• [Material for this exercise]
________________________________________
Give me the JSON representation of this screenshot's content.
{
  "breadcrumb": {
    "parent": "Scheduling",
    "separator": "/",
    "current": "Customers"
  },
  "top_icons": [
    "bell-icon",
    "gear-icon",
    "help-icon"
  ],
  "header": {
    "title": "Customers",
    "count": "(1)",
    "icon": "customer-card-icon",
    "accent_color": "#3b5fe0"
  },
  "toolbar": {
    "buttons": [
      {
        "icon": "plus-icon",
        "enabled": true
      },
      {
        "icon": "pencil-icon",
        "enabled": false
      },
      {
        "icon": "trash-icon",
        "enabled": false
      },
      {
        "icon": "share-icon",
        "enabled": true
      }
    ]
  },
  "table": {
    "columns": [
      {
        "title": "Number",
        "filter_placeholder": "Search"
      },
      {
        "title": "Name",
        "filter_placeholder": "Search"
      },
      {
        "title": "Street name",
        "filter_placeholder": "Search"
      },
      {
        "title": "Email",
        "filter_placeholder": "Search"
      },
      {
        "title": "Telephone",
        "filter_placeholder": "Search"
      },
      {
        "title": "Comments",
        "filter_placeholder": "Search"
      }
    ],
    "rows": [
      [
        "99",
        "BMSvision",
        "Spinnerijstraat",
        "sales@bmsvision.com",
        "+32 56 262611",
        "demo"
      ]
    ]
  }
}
________________________________________
• [Do this] Quote every line of the data, word for word.

• [Exercise response]
Give me the JSON representation of this screenshot's content.
{
  "breadcrumb": {
    "parent": "Scheduling",
    "separator": "/",
    "current": "Customers"
  },
  "top_icons": [
    "bell-icon",
    "gear-icon",
    "help-icon"
  ],
  "header": {
    "title": "Customers",
    "count": "(1)",
    "icon": "customer-card-icon",
    "accent_color": "#3b5fe0"
  },
  "toolbar": {
    "buttons": [
      {
        "icon": "plus-icon",
        "enabled": true
      },
      {
        "icon": "pencil-icon",
        "enabled": false
      },
      {
        "icon": "trash-icon",
        "enabled": false
      },
      {
        "icon": "share-icon",
        "enabled": true
      }
    ]
  },
  "table": {
    "columns": [
      {
        "title": "Number",
        "filter_placeholder": "Search"
      },
      {
        "title": "Name",
        "filter_placeholder": "Search"
      },
      {
        "title": "Street name",
        "filter_placeholder": "Search"
      },
      {
        "title": "Email",
        "filter_placeholder": "Search"
      },
      {
        "title": "Telephone",
        "filter_placeholder": "Search"
      },
      {
        "title": "Comments",
        "filter_placeholder": "Search"
      }
    ],
    "rows": [
      [
        "99",
        "BMSvision",
        "Spinnerijstraat",
        "sales@bmsvision.com",
        "+32 56 262611",
        "demo"
      ]
    ]
  }
}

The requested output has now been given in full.